• **Stated goal**
Copy the data precisely, character for character, and leave out every picture.

• **Extracted material**
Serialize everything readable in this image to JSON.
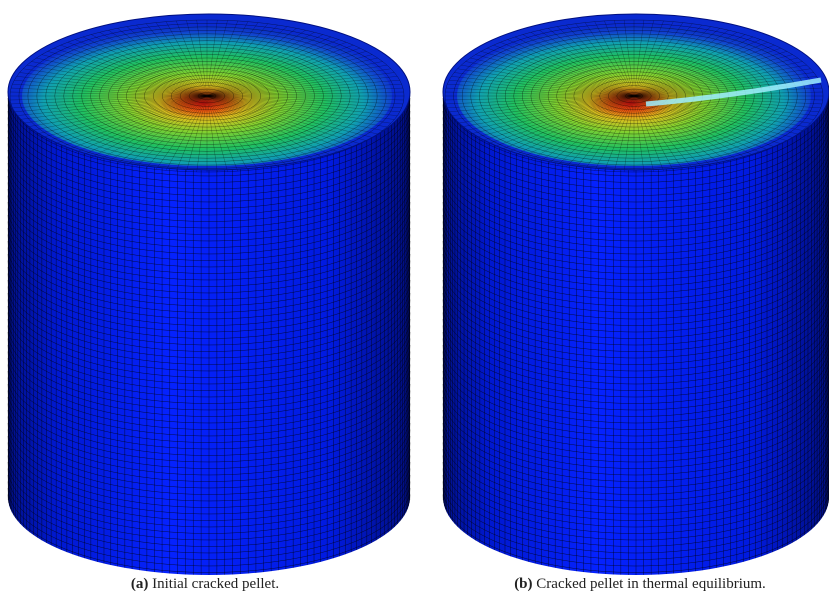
{
  "figure": {
    "subfigures": [
      {
        "label": "(a)",
        "caption": "Initial cracked pellet."
      },
      {
        "label": "(b)",
        "caption": "Cracked pellet in thermal equilibrium."
      }
    ]
  }
}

• **Written solution**
Serialize everything readable in this image to JSON.
{
  "figure": {
    "subfigures": [
      {
        "label": "(a)",
        "caption": "Initial cracked pellet."
      },
      {
        "label": "(b)",
        "caption": "Cracked pellet in thermal equilibrium."
      }
    ]
  }
}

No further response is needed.